## EXERCISE
Retype all the entries word for word, but omit the pictures.

+++ TASK DATA +++

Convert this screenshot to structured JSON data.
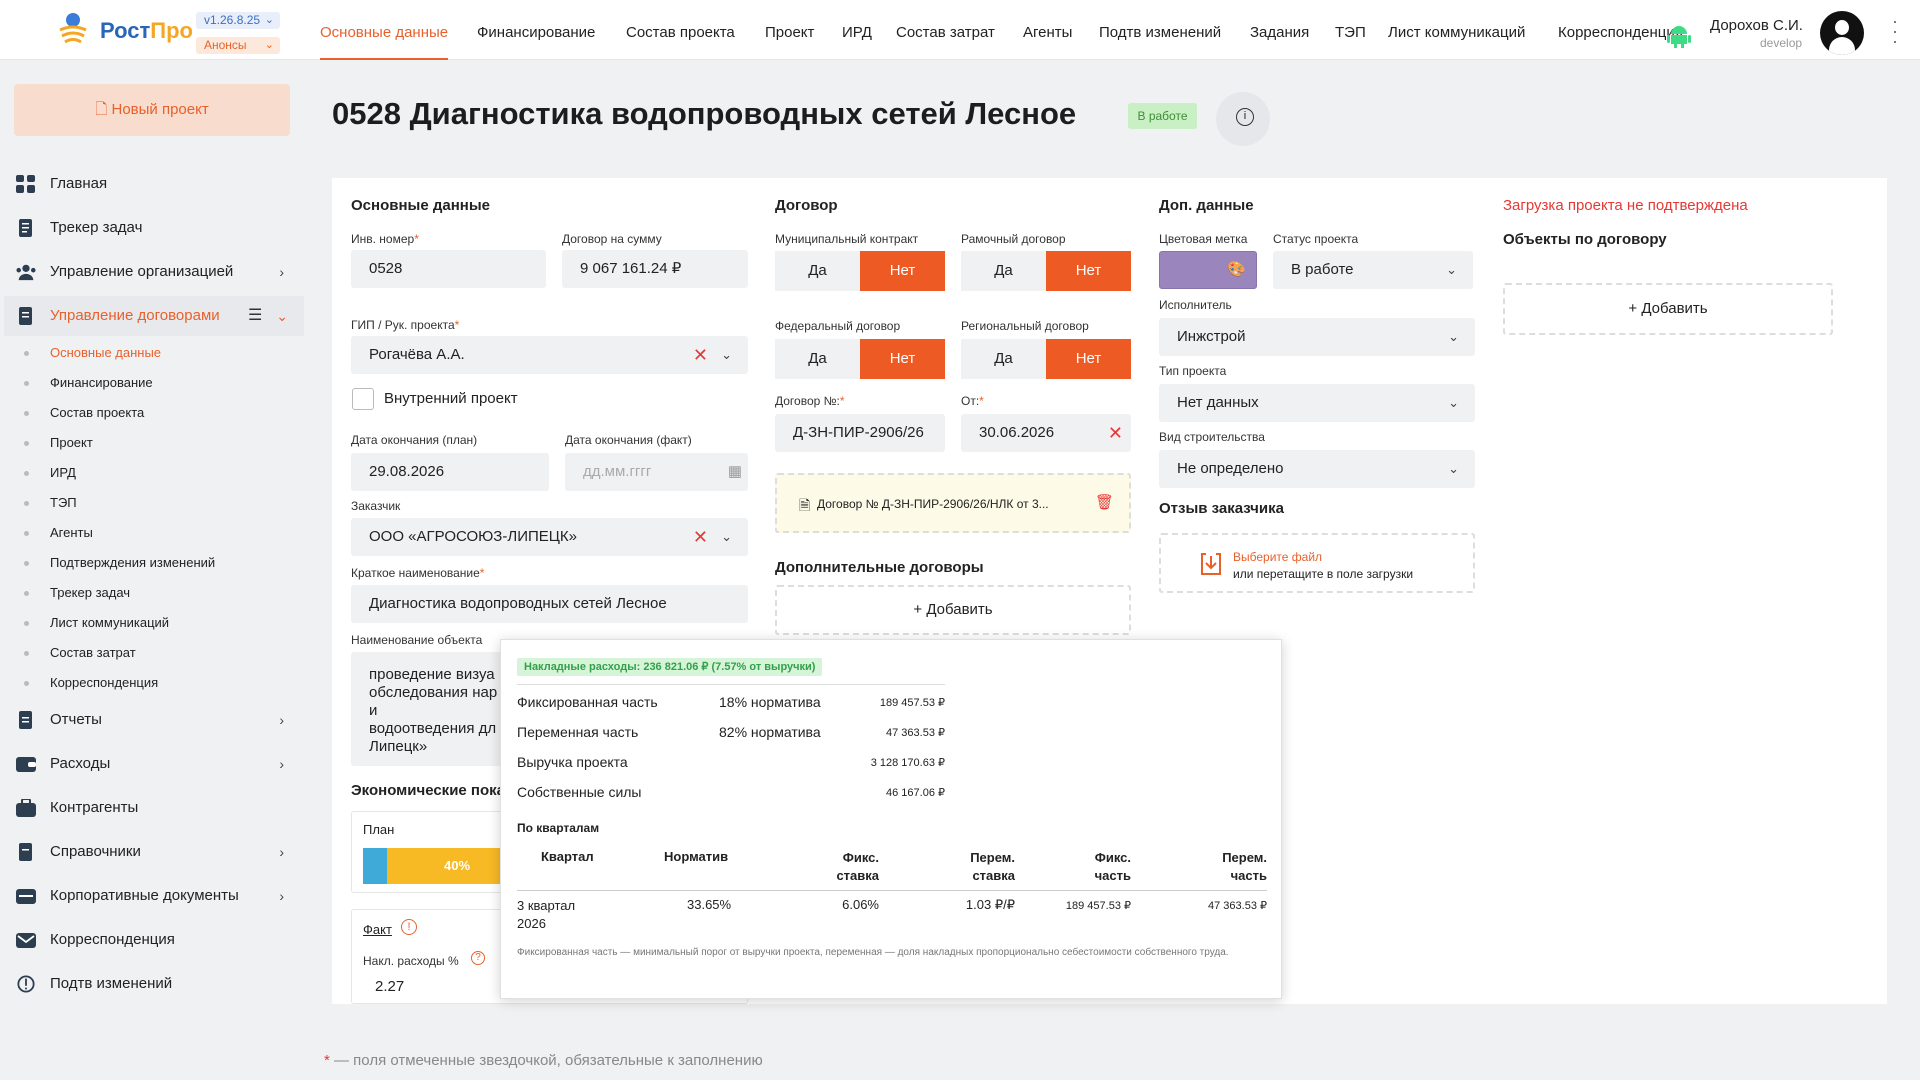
{
  "header": {
    "brand_a": "Рост",
    "brand_b": "Про",
    "version": "v1.26.8.25",
    "announces": "Анонсы",
    "tabs": [
      "Основные данные",
      "Финансирование",
      "Состав проекта",
      "Проект",
      "ИРД",
      "Состав затрат",
      "Агенты",
      "Подтв изменений",
      "Задания",
      "ТЭП",
      "Лист коммуникаций",
      "Корреспонденция"
    ],
    "active_tab": 0,
    "user_name": "Дорохов С.И.",
    "user_role": "develop"
  },
  "sidebar": {
    "new_project": "Новый проект",
    "items": [
      {
        "label": "Главная",
        "icon": "grid-icon",
        "chevron": false
      },
      {
        "label": "Трекер задач",
        "icon": "document-icon",
        "chevron": false
      },
      {
        "label": "Управление организацией",
        "icon": "users-icon",
        "chevron": true
      },
      {
        "label": "Управление договорами",
        "icon": "contract-icon",
        "chevron": true,
        "active": true
      },
      {
        "label": "Отчеты",
        "icon": "report-icon",
        "chevron": true
      },
      {
        "label": "Расходы",
        "icon": "wallet-icon",
        "chevron": true
      },
      {
        "label": "Контрагенты",
        "icon": "briefcase-icon",
        "chevron": false
      },
      {
        "label": "Справочники",
        "icon": "book-icon",
        "chevron": true
      },
      {
        "label": "Корпоративные документы",
        "icon": "folder-icon",
        "chevron": true
      },
      {
        "label": "Корреспонденция",
        "icon": "mail-icon",
        "chevron": false
      },
      {
        "label": "Подтв изменений",
        "icon": "alert-icon",
        "chevron": false
      }
    ],
    "subitems": [
      "Основные данные",
      "Финансирование",
      "Состав проекта",
      "Проект",
      "ИРД",
      "ТЭП",
      "Агенты",
      "Подтверждения изменений",
      "Трекер задач",
      "Лист коммуникаций",
      "Состав затрат",
      "Корреспонденция"
    ]
  },
  "page": {
    "title": "0528 Диагностика водопроводных сетей Лесное",
    "status_badge": "В работе"
  },
  "main_data": {
    "section": "Основные данные",
    "inv_label": "Инв. номер",
    "inv_value": "0528",
    "sum_label": "Договор на сумму",
    "sum_value": "9 067 161.24 ₽",
    "gip_label": "ГИП / Рук. проекта",
    "gip_value": "Рогачёва А.А.",
    "internal_label": "Внутренний проект",
    "end_plan_label": "Дата окончания (план)",
    "end_plan_value": "29.08.2026",
    "end_fact_label": "Дата окончания (факт)",
    "end_fact_placeholder": "дд.мм.гггг",
    "customer_label": "Заказчик",
    "customer_value": "ООО «АГРОСОЮЗ-ЛИПЕЦК»",
    "short_label": "Краткое наименование",
    "short_value": "Диагностика водопроводных сетей Лесное",
    "object_label": "Наименование объекта",
    "object_lines": [
      "проведение визуа",
      "обследования нар",
      "и",
      "водоотведения дл",
      "Липецк»"
    ],
    "econ_label": "Экономические пока",
    "plan_label": "План",
    "plan_percent": "40%",
    "fact_label": "Факт",
    "overhead_label": "Накл. расходы %",
    "overhead_value": "2.27"
  },
  "contract": {
    "section": "Договор",
    "municipal": "Муниципальный контракт",
    "framework": "Рамочный договор",
    "federal": "Федеральный договор",
    "regional": "Региональный договор",
    "yes": "Да",
    "no": "Нет",
    "number_label": "Договор №:",
    "number_value": "Д-ЗН-ПИР-2906/26",
    "from_label": "От:",
    "from_value": "30.06.2026",
    "file_name": "Договор № Д-ЗН-ПИР-2906/26/НЛК от 3...",
    "additional": "Дополнительные договоры",
    "add": "Добавить"
  },
  "extra": {
    "section": "Доп. данные",
    "color_label": "Цветовая метка",
    "status_label": "Статус проекта",
    "status_value": "В работе",
    "executor_label": "Исполнитель",
    "executor_value": "Инжстрой",
    "type_label": "Тип проекта",
    "type_value": "Нет данных",
    "build_label": "Вид строительства",
    "build_value": "Не определено",
    "feedback_label": "Отзыв заказчика",
    "upload_a": "Выберите файл",
    "upload_b": "или перетащите в поле загрузки"
  },
  "right": {
    "warning": "Загрузка проекта не подтверждена",
    "objects": "Объекты по договору",
    "add": "Добавить"
  },
  "tooltip": {
    "badge": "Накладные расходы: 236 821.06 ₽ (7.57% от выручки)",
    "rows": [
      {
        "name": "Фиксированная часть",
        "norm": "18% норматива",
        "value": "189 457.53 ₽"
      },
      {
        "name": "Переменная часть",
        "norm": "82% норматива",
        "value": "47 363.53 ₽"
      },
      {
        "name": "Выручка проекта",
        "norm": "",
        "value": "3 128 170.63 ₽"
      },
      {
        "name": "Собственные силы",
        "norm": "",
        "value": "46 167.06 ₽"
      }
    ],
    "quarters_title": "По кварталам",
    "cols": [
      "Квартал",
      "Норматив",
      "Фикс.\nставка",
      "Перем.\nставка",
      "Фикс.\nчасть",
      "Перем.\nчасть"
    ],
    "q_row": [
      "3 квартал\n2026",
      "33.65%",
      "6.06%",
      "1.03 ₽/₽",
      "189 457.53 ₽",
      "47 363.53 ₽"
    ],
    "note": "Фиксированная часть — минимальный порог от выручки проекта, переменная — доля накладных пропорционально себестоимости собственного труда."
  },
  "footer": {
    "star": "*",
    "text": " — поля отмеченные звездочкой, обязательные к заполнению"
  },
  "colors": {
    "accent": "#e8612c",
    "brand": "#2a66b8",
    "color_mark": "#9a86bd"
  }
}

+++

## THE RESULT
Convert this screenshot to structured JSON data.
{
  "header": {
    "brand_a": "Рост",
    "brand_b": "Про",
    "version": "v1.26.8.25",
    "announces": "Анонсы",
    "tabs": [
      "Основные данные",
      "Финансирование",
      "Состав проекта",
      "Проект",
      "ИРД",
      "Состав затрат",
      "Агенты",
      "Подтв изменений",
      "Задания",
      "ТЭП",
      "Лист коммуникаций",
      "Корреспонденция"
    ],
    "active_tab": 0,
    "user_name": "Дорохов С.И.",
    "user_role": "develop"
  },
  "sidebar": {
    "new_project": "Новый проект",
    "items": [
      {
        "label": "Главная",
        "icon": "grid-icon",
        "chevron": false
      },
      {
        "label": "Трекер задач",
        "icon": "document-icon",
        "chevron": false
      },
      {
        "label": "Управление организацией",
        "icon": "users-icon",
        "chevron": true
      },
      {
        "label": "Управление договорами",
        "icon": "contract-icon",
        "chevron": true,
        "active": true
      },
      {
        "label": "Отчеты",
        "icon": "report-icon",
        "chevron": true
      },
      {
        "label": "Расходы",
        "icon": "wallet-icon",
        "chevron": true
      },
      {
        "label": "Контрагенты",
        "icon": "briefcase-icon",
        "chevron": false
      },
      {
        "label": "Справочники",
        "icon": "book-icon",
        "chevron": true
      },
      {
        "label": "Корпоративные документы",
        "icon": "folder-icon",
        "chevron": true
      },
      {
        "label": "Корреспонденция",
        "icon": "mail-icon",
        "chevron": false
      },
      {
        "label": "Подтв изменений",
        "icon": "alert-icon",
        "chevron": false
      }
    ],
    "subitems": [
      "Основные данные",
      "Финансирование",
      "Состав проекта",
      "Проект",
      "ИРД",
      "ТЭП",
      "Агенты",
      "Подтверждения изменений",
      "Трекер задач",
      "Лист коммуникаций",
      "Состав затрат",
      "Корреспонденция"
    ]
  },
  "page": {
    "title": "0528 Диагностика водопроводных сетей Лесное",
    "status_badge": "В работе"
  },
  "main_data": {
    "section": "Основные данные",
    "inv_label": "Инв. номер",
    "inv_value": "0528",
    "sum_label": "Договор на сумму",
    "sum_value": "9 067 161.24 ₽",
    "gip_label": "ГИП / Рук. проекта",
    "gip_value": "Рогачёва А.А.",
    "internal_label": "Внутренний проект",
    "end_plan_label": "Дата окончания (план)",
    "end_plan_value": "29.08.2026",
    "end_fact_label": "Дата окончания (факт)",
    "end_fact_placeholder": "дд.мм.гггг",
    "customer_label": "Заказчик",
    "customer_value": "ООО «АГРОСОЮЗ-ЛИПЕЦК»",
    "short_label": "Краткое наименование",
    "short_value": "Диагностика водопроводных сетей Лесное",
    "object_label": "Наименование объекта",
    "object_lines": [
      "проведение визуа",
      "обследования нар",
      "и",
      "водоотведения дл",
      "Липецк»"
    ],
    "econ_label": "Экономические пока",
    "plan_label": "План",
    "plan_percent": "40%",
    "fact_label": "Факт",
    "overhead_label": "Накл. расходы %",
    "overhead_value": "2.27"
  },
  "contract": {
    "section": "Договор",
    "municipal": "Муниципальный контракт",
    "framework": "Рамочный договор",
    "federal": "Федеральный договор",
    "regional": "Региональный договор",
    "yes": "Да",
    "no": "Нет",
    "number_label": "Договор №:",
    "number_value": "Д-ЗН-ПИР-2906/26",
    "from_label": "От:",
    "from_value": "30.06.2026",
    "file_name": "Договор № Д-ЗН-ПИР-2906/26/НЛК от 3...",
    "additional": "Дополнительные договоры",
    "add": "Добавить"
  },
  "extra": {
    "section": "Доп. данные",
    "color_label": "Цветовая метка",
    "status_label": "Статус проекта",
    "status_value": "В работе",
    "executor_label": "Исполнитель",
    "executor_value": "Инжстрой",
    "type_label": "Тип проекта",
    "type_value": "Нет данных",
    "build_label": "Вид строительства",
    "build_value": "Не определено",
    "feedback_label": "Отзыв заказчика",
    "upload_a": "Выберите файл",
    "upload_b": "или перетащите в поле загрузки"
  },
  "right": {
    "warning": "Загрузка проекта не подтверждена",
    "objects": "Объекты по договору",
    "add": "Добавить"
  },
  "tooltip": {
    "badge": "Накладные расходы: 236 821.06 ₽ (7.57% от выручки)",
    "rows": [
      {
        "name": "Фиксированная часть",
        "norm": "18% норматива",
        "value": "189 457.53 ₽"
      },
      {
        "name": "Переменная часть",
        "norm": "82% норматива",
        "value": "47 363.53 ₽"
      },
      {
        "name": "Выручка проекта",
        "norm": "",
        "value": "3 128 170.63 ₽"
      },
      {
        "name": "Собственные силы",
        "norm": "",
        "value": "46 167.06 ₽"
      }
    ],
    "quarters_title": "По кварталам",
    "cols": [
      "Квартал",
      "Норматив",
      "Фикс.\nставка",
      "Перем.\nставка",
      "Фикс.\nчасть",
      "Перем.\nчасть"
    ],
    "q_row": [
      "3 квартал\n2026",
      "33.65%",
      "6.06%",
      "1.03 ₽/₽",
      "189 457.53 ₽",
      "47 363.53 ₽"
    ],
    "note": "Фиксированная часть — минимальный порог от выручки проекта, переменная — доля накладных пропорционально себестоимости собственного труда."
  },
  "footer": {
    "star": "*",
    "text": " — поля отмеченные звездочкой, обязательные к заполнению"
  },
  "colors": {
    "accent": "#e8612c",
    "brand": "#2a66b8",
    "color_mark": "#9a86bd"
  }
}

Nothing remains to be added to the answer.